INSTRUCTIONS FOR THE TASK: Assemble all lines in which the string "There" appears.

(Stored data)
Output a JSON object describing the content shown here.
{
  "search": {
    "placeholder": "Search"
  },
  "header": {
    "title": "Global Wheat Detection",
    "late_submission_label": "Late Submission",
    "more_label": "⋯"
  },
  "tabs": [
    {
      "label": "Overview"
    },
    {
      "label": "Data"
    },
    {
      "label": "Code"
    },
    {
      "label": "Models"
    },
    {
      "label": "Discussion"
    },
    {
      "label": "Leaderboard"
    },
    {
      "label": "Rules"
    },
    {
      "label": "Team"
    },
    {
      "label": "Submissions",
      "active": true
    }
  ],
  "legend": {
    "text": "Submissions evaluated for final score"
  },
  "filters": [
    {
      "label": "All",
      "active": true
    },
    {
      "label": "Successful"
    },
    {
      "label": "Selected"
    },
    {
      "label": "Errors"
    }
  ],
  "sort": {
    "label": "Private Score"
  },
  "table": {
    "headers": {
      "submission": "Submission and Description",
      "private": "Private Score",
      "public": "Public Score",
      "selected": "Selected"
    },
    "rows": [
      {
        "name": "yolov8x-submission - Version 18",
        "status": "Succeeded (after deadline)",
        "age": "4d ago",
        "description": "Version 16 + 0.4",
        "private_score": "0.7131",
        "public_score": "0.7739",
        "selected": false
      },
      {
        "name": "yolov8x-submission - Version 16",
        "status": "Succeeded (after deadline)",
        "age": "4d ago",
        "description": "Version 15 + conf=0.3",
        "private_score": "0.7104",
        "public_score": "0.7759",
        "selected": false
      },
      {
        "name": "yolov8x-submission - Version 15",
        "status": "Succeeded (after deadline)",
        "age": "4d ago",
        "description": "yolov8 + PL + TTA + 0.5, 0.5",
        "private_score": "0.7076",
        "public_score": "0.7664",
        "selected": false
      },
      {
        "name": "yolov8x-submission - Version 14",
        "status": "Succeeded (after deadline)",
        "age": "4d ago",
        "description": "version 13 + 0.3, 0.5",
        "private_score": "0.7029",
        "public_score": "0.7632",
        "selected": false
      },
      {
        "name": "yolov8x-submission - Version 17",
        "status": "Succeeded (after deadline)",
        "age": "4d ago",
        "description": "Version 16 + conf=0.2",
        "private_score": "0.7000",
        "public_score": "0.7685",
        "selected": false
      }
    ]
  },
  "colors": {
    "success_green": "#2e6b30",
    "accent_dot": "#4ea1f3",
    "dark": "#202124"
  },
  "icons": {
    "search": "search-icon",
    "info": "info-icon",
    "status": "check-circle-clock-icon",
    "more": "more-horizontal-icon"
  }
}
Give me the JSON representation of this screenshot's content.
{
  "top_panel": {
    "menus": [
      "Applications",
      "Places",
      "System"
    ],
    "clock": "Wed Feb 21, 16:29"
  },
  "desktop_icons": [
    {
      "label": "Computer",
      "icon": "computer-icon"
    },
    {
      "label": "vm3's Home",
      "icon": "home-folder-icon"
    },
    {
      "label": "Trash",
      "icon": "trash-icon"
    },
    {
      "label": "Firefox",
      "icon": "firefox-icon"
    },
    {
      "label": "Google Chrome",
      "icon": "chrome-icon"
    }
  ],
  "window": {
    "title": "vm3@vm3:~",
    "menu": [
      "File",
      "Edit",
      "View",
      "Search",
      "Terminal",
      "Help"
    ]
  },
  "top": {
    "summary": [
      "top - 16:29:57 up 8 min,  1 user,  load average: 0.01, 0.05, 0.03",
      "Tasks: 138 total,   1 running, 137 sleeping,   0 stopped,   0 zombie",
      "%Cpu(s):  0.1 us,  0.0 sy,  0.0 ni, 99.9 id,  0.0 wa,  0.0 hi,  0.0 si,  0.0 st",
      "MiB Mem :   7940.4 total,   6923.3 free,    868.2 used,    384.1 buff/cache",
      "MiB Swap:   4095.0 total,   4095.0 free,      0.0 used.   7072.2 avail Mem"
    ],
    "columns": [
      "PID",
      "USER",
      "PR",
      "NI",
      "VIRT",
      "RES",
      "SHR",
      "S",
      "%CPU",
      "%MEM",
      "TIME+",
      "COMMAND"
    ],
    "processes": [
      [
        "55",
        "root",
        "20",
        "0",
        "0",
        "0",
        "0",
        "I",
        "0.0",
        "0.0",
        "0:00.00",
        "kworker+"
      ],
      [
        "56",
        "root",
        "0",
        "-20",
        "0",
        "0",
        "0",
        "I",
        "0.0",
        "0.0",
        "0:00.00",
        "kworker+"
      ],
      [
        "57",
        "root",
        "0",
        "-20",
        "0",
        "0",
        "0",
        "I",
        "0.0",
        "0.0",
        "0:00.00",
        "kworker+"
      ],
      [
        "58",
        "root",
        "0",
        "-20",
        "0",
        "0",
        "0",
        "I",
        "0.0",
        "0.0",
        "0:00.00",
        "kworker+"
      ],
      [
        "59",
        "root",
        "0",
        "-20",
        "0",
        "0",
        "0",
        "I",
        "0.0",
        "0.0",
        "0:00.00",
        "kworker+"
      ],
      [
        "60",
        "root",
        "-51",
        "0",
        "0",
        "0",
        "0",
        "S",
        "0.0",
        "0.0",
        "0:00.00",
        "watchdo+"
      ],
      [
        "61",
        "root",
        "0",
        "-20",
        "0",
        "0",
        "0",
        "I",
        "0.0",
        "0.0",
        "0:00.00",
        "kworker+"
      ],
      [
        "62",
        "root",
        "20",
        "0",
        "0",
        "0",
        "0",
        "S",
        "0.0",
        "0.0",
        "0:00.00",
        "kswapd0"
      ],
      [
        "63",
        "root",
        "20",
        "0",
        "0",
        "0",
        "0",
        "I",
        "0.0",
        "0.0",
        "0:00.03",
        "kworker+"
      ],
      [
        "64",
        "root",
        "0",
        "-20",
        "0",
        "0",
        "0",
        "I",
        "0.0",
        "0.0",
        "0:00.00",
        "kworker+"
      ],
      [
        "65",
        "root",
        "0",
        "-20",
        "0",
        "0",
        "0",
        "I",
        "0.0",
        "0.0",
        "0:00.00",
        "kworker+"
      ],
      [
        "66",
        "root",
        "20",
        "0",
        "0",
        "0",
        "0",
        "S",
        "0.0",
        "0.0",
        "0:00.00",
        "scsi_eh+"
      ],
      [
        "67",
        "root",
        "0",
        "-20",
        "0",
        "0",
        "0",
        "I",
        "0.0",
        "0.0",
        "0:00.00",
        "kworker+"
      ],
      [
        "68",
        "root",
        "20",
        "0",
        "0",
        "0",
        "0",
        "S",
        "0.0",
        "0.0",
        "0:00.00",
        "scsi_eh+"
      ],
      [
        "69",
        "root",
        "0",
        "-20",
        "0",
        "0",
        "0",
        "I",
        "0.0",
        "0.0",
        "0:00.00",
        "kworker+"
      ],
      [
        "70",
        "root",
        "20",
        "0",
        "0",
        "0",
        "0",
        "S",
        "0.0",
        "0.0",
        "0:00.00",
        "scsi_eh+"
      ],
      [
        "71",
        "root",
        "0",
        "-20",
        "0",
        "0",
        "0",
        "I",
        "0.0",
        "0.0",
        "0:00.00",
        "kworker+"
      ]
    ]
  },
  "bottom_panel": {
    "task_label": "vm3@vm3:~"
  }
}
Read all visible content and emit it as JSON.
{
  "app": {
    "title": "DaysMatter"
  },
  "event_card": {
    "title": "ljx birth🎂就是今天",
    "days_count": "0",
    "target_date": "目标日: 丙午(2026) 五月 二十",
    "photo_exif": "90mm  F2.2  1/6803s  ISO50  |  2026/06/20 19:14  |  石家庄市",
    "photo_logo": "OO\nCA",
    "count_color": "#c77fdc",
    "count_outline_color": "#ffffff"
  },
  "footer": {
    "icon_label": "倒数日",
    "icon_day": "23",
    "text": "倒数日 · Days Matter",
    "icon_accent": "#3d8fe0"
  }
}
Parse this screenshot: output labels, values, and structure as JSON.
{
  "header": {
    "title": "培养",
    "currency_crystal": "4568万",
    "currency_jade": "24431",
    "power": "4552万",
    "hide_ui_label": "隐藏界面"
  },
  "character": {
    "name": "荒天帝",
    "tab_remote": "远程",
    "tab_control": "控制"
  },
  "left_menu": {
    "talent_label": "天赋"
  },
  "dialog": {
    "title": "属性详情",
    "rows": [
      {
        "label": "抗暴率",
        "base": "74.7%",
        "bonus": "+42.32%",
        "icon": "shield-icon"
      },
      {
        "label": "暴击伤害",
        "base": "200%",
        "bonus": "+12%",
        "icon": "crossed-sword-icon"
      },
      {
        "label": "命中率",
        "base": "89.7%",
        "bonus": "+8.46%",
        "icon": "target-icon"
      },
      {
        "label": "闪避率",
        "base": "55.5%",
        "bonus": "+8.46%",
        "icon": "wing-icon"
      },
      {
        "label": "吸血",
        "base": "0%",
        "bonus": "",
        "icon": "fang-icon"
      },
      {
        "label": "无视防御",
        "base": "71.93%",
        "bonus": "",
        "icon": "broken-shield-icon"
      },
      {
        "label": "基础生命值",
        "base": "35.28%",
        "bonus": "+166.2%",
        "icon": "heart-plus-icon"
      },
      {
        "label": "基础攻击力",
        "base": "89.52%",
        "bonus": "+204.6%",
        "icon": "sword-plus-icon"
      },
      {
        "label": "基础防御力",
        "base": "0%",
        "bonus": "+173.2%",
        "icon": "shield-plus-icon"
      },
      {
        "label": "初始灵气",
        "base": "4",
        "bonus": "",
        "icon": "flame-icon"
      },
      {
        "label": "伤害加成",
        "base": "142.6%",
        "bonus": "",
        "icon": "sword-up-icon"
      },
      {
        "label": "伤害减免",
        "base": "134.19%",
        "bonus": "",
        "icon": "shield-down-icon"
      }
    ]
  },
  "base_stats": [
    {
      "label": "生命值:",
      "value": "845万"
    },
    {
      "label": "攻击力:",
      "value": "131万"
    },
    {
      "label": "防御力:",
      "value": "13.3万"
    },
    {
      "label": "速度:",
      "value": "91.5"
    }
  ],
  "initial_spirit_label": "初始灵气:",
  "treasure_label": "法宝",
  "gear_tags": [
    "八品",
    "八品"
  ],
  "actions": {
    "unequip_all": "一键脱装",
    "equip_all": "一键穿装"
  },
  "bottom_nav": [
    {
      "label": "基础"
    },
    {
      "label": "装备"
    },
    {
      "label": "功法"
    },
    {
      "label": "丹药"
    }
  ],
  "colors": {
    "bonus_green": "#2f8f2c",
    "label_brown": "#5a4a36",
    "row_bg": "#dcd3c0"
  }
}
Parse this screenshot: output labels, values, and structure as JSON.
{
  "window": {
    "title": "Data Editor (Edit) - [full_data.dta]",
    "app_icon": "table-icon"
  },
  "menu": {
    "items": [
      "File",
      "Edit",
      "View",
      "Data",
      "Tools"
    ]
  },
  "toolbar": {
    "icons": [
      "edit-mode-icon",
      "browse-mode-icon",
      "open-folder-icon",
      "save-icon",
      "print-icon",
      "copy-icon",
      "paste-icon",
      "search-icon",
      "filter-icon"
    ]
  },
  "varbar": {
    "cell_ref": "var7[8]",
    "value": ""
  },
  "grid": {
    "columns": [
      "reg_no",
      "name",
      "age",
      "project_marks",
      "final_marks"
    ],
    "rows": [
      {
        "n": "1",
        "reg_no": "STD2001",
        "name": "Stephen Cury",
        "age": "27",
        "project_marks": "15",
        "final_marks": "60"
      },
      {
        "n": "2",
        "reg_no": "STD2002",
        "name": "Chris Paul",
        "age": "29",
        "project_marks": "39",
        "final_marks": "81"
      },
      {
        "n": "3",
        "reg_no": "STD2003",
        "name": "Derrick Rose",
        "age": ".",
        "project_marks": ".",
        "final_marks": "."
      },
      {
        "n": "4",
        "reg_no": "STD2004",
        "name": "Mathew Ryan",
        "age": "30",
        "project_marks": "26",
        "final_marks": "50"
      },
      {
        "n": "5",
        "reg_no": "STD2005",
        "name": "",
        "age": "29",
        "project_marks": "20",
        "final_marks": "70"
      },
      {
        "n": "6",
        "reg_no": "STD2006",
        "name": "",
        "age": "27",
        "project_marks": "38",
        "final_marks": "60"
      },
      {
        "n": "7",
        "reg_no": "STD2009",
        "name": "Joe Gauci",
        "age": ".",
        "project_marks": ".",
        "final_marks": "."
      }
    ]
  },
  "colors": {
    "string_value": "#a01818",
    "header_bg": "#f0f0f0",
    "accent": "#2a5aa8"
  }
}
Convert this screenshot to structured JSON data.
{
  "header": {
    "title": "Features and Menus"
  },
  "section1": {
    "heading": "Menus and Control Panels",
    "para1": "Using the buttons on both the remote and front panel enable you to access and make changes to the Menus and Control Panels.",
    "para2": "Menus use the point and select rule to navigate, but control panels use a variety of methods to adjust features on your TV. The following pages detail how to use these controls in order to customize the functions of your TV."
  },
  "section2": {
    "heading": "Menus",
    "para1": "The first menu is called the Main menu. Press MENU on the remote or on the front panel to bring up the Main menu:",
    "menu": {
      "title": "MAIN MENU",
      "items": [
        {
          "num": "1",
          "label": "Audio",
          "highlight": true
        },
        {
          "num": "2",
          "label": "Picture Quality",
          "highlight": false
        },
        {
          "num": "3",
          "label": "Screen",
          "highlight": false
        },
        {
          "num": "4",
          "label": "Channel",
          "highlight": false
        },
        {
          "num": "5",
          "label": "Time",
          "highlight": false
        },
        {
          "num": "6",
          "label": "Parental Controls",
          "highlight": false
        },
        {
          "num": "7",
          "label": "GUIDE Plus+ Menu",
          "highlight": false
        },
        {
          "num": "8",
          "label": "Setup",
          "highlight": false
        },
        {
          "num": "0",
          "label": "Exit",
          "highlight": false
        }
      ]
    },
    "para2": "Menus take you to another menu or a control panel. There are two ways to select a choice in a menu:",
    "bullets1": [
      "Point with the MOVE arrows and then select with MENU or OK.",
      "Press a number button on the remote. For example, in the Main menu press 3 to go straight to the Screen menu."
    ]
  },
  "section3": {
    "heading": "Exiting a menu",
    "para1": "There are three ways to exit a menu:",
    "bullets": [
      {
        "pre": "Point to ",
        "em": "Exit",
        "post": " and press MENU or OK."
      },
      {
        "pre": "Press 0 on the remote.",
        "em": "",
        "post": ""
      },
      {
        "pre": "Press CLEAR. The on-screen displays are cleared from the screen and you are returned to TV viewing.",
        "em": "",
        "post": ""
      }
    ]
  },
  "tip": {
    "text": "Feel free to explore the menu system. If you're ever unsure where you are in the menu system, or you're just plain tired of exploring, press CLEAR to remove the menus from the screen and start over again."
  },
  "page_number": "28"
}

COMPLETED TASK:
    "para2": "Menus take you to another menu or a control panel. There are two ways to select a choice in a menu:",
    "para1": "There are three ways to exit a menu:",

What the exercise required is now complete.